* [EXERCISE MATERIAL]:
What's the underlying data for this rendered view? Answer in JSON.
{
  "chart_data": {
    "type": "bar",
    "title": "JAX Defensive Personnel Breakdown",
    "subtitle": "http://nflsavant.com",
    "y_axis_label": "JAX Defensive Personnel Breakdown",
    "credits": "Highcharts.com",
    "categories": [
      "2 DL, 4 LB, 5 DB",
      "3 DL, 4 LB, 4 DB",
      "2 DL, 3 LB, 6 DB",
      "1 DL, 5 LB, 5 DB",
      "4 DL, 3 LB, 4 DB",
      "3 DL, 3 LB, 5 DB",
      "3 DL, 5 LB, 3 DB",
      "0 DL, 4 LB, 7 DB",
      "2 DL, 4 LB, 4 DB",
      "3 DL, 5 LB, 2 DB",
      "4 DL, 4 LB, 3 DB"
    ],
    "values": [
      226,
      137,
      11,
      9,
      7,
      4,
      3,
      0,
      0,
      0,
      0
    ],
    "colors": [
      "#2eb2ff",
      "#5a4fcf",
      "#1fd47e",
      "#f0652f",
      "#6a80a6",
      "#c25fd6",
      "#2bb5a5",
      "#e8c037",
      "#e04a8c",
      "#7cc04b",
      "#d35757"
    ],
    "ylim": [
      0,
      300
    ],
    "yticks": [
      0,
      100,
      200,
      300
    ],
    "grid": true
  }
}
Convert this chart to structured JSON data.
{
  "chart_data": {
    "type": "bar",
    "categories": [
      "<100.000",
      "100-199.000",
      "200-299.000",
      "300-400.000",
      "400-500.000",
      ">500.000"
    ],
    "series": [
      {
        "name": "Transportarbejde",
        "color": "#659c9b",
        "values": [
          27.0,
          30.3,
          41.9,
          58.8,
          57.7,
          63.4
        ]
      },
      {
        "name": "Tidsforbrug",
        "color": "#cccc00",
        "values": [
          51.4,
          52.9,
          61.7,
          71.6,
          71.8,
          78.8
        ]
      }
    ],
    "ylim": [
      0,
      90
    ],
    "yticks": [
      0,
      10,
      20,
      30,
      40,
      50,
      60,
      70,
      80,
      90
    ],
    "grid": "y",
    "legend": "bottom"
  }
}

* [STATED EXERCISE]: All of the data needs to be reproduced exactly, with no line missing.

* [RIGHT ANSWER]:
What's the underlying data for this rendered view? Answer in JSON.
{
  "chart_data": {
    "type": "bar",
    "title": "JAX Defensive Personnel Breakdown",
    "subtitle": "http://nflsavant.com",
    "y_axis_label": "JAX Defensive Personnel Breakdown",
    "credits": "Highcharts.com",
    "categories": [
      "2 DL, 4 LB, 5 DB",
      "3 DL, 4 LB, 4 DB",
      "2 DL, 3 LB, 6 DB",
      "1 DL, 5 LB, 5 DB",
      "4 DL, 3 LB, 4 DB",
      "3 DL, 3 LB, 5 DB",
      "3 DL, 5 LB, 3 DB",
      "0 DL, 4 LB, 7 DB",
      "2 DL, 4 LB, 4 DB",
      "3 DL, 5 LB, 2 DB",
      "4 DL, 4 LB, 3 DB"
    ],
    "values": [
      226,
      137,
      11,
      9,
      7,
      4,
      3,
      0,
      0,
      0,
      0
    ],
    "colors": [
      "#2eb2ff",
      "#5a4fcf",
      "#1fd47e",
      "#f0652f",
      "#6a80a6",
      "#c25fd6",
      "#2bb5a5",
      "#e8c037",
      "#e04a8c",
      "#7cc04b",
      "#d35757"
    ],
    "ylim": [
      0,
      300
    ],
    "yticks": [
      0,
      100,
      200,
      300
    ],
    "grid": true
  }
}
Convert this chart to structured JSON data.
{
  "chart_data": {
    "type": "bar",
    "categories": [
      "<100.000",
      "100-199.000",
      "200-299.000",
      "300-400.000",
      "400-500.000",
      ">500.000"
    ],
    "series": [
      {
        "name": "Transportarbejde",
        "color": "#659c9b",
        "values": [
          27.0,
          30.3,
          41.9,
          58.8,
          57.7,
          63.4
        ]
      },
      {
        "name": "Tidsforbrug",
        "color": "#cccc00",
        "values": [
          51.4,
          52.9,
          61.7,
          71.6,
          71.8,
          78.8
        ]
      }
    ],
    "ylim": [
      0,
      90
    ],
    "yticks": [
      0,
      10,
      20,
      30,
      40,
      50,
      60,
      70,
      80,
      90
    ],
    "grid": "y",
    "legend": "bottom"
  }
}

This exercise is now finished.